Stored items
╔══

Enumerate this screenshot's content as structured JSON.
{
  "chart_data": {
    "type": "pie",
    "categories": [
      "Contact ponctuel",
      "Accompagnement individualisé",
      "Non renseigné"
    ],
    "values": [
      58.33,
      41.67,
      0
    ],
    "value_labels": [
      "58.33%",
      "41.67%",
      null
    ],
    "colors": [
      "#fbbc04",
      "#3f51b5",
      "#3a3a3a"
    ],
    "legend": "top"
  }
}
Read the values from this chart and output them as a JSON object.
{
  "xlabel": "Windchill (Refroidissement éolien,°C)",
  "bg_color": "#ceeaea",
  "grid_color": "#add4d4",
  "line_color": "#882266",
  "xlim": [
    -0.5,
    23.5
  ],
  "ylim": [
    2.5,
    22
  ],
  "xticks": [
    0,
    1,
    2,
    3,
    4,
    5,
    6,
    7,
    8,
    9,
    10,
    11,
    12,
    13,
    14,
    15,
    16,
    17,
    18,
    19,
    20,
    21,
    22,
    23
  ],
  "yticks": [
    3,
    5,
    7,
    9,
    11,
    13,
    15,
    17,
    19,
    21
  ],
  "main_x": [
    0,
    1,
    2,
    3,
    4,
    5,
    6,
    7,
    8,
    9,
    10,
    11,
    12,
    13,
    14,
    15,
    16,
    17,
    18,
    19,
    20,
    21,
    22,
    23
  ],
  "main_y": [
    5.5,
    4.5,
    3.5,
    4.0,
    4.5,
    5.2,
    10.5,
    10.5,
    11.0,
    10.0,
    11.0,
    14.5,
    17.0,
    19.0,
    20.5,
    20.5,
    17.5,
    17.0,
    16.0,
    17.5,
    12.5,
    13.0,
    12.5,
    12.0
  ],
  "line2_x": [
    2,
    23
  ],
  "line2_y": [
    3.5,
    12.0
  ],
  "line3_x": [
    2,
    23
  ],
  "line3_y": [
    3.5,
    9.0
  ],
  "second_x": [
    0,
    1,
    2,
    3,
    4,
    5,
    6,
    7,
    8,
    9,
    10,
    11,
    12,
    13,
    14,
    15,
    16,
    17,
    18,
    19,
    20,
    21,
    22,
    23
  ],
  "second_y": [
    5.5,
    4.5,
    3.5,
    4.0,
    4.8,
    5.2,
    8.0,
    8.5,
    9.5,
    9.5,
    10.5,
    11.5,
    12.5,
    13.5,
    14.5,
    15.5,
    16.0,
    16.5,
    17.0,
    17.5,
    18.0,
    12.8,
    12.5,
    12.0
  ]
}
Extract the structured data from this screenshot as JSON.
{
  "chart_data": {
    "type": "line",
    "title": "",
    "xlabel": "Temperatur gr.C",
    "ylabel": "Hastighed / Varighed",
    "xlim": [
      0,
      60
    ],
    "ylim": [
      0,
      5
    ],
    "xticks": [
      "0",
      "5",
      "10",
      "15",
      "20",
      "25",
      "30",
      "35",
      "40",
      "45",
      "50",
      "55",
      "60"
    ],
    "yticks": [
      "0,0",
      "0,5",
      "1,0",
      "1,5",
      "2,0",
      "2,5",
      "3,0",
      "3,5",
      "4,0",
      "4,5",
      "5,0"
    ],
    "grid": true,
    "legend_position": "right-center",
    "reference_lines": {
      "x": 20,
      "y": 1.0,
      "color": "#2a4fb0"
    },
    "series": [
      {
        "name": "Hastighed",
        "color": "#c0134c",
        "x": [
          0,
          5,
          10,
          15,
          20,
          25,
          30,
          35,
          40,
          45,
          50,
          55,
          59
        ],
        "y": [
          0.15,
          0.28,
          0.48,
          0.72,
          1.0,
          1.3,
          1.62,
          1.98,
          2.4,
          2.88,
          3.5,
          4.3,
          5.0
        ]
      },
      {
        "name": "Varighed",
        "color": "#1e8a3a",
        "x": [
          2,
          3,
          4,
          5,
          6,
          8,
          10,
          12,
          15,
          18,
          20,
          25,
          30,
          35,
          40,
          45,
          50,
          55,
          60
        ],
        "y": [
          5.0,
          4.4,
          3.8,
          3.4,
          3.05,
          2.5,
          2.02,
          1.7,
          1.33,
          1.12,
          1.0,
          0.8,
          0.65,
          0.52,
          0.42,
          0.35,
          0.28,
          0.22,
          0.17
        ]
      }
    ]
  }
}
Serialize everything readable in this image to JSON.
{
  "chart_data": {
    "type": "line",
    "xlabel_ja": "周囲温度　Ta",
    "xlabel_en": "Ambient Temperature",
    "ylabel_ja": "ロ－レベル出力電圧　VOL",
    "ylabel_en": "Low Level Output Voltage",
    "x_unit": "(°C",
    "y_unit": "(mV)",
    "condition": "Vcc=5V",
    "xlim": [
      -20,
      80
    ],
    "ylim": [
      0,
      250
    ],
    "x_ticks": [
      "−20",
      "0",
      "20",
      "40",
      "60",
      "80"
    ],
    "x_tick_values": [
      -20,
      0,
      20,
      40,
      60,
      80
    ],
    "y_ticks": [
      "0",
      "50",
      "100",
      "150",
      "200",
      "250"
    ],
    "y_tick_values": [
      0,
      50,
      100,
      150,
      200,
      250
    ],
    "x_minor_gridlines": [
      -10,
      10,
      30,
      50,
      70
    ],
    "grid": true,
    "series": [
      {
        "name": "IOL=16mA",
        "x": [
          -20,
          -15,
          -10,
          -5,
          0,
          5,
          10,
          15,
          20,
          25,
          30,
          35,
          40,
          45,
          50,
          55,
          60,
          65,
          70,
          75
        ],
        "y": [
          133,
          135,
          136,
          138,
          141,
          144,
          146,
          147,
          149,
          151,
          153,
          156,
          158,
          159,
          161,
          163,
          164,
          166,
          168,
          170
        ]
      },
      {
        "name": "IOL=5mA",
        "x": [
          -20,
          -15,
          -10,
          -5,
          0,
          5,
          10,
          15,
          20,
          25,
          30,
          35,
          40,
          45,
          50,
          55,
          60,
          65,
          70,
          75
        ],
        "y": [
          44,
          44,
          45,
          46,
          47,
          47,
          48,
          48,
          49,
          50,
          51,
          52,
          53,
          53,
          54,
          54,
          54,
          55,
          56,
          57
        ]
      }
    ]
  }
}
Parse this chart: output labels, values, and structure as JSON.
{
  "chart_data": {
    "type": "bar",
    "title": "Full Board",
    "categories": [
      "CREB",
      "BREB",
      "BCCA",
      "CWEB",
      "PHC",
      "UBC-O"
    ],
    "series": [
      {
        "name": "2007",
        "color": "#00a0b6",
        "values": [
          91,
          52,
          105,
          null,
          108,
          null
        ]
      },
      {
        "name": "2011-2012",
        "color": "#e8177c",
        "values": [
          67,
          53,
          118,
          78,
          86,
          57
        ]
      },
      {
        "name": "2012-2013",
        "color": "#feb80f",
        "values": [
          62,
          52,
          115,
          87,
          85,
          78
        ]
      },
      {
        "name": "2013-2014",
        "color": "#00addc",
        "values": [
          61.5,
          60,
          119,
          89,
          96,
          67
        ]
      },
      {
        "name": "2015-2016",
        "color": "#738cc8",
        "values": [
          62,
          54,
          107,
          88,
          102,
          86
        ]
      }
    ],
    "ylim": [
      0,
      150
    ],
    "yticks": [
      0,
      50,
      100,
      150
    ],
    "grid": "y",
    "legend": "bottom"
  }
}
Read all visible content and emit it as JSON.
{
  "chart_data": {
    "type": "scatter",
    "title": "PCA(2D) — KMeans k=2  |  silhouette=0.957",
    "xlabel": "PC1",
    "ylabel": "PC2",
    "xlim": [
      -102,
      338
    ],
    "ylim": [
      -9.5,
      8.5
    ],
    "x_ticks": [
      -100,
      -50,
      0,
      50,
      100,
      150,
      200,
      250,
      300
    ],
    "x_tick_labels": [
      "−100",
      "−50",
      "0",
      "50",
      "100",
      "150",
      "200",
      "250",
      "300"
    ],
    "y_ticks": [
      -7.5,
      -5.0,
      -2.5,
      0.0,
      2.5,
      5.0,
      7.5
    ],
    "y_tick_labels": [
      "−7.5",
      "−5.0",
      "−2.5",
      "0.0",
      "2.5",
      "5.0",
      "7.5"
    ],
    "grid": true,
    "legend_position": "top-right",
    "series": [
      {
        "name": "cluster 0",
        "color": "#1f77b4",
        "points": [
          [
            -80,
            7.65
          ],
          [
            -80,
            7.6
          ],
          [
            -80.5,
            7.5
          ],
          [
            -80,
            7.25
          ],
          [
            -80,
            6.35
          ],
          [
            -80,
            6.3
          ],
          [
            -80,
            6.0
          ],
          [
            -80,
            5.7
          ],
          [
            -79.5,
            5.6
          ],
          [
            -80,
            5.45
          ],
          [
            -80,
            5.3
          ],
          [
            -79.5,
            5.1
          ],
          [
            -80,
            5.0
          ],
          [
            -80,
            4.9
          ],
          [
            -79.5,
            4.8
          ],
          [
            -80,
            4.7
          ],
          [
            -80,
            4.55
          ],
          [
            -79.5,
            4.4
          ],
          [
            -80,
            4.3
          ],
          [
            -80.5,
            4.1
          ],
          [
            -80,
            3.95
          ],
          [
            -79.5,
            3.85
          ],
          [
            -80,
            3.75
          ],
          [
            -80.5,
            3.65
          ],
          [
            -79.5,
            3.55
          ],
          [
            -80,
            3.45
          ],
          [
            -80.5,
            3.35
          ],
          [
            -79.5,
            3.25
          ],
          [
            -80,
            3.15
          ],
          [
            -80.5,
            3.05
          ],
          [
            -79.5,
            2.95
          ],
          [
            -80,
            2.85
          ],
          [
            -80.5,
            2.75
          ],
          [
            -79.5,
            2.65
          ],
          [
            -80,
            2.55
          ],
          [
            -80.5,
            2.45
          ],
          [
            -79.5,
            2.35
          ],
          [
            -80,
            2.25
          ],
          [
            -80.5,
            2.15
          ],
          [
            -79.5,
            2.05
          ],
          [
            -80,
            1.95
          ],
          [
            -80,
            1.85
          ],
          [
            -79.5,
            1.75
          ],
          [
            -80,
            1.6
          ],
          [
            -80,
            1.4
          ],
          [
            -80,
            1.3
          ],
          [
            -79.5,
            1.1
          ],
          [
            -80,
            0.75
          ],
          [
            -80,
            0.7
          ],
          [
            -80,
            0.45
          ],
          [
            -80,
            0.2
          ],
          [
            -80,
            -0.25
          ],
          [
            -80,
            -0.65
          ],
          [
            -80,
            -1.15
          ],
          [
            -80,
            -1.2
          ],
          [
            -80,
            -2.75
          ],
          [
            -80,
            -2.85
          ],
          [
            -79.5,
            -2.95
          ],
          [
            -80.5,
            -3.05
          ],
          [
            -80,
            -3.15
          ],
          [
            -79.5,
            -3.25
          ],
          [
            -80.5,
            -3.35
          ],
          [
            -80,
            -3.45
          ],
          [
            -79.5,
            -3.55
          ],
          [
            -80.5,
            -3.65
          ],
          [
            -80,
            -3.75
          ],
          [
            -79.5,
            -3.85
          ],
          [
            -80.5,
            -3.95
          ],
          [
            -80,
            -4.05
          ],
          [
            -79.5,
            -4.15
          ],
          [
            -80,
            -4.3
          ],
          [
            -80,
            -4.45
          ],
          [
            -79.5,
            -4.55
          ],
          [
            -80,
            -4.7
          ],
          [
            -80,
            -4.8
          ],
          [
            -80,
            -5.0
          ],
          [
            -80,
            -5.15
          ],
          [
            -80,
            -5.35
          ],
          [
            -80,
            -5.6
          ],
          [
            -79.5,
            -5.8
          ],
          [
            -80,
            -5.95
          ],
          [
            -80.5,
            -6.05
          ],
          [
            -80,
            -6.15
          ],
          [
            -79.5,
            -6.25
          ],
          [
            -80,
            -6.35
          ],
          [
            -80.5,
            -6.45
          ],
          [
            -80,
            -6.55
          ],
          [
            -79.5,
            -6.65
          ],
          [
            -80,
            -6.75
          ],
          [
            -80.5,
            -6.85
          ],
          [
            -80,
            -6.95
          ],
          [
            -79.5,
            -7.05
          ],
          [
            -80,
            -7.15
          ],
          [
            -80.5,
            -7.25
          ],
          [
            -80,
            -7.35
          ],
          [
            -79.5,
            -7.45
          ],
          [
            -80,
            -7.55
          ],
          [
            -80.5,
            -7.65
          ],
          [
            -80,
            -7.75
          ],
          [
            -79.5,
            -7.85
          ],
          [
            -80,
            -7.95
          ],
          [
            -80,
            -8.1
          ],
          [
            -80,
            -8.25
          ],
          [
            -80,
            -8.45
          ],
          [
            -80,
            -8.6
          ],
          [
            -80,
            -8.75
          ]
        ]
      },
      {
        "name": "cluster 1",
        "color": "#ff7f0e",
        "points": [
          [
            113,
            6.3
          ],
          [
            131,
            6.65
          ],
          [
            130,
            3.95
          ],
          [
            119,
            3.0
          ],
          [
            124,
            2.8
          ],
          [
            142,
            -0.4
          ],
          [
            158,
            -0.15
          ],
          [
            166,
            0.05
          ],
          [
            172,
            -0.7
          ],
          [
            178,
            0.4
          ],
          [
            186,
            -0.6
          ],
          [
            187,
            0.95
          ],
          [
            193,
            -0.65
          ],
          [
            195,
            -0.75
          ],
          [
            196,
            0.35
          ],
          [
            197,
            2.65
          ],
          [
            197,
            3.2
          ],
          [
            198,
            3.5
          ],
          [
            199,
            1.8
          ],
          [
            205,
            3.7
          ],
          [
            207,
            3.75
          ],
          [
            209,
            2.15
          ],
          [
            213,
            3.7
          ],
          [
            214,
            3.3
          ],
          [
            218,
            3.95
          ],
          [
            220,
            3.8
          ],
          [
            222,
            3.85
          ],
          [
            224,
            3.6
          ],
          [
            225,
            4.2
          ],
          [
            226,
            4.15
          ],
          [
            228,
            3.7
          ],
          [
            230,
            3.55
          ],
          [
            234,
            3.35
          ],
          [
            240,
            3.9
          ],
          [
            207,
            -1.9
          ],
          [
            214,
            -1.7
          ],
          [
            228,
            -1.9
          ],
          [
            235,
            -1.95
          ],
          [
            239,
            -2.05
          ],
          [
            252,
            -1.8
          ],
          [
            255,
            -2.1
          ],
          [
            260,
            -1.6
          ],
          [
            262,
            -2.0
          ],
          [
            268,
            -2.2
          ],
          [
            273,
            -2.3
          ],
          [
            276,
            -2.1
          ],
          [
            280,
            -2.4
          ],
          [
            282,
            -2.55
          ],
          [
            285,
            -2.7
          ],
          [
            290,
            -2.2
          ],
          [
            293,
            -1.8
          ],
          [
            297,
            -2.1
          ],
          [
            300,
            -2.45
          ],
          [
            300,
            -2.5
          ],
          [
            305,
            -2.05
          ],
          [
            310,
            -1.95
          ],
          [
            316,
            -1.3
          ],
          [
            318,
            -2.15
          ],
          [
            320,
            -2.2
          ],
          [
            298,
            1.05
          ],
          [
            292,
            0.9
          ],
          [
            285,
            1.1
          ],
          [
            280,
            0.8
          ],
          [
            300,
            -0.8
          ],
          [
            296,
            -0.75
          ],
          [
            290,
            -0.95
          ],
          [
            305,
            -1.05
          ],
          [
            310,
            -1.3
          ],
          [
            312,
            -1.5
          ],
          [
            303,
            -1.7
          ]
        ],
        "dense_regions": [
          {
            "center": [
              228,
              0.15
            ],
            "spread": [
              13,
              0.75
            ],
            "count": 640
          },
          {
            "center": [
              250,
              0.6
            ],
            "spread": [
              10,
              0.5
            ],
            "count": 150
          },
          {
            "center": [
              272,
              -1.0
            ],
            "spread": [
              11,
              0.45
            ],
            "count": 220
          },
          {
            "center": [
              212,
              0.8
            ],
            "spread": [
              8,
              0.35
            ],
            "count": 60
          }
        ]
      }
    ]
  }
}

╚══

Each line of the material above either contains the word "Hastighed" or does not; state how many do, and nothing else.

2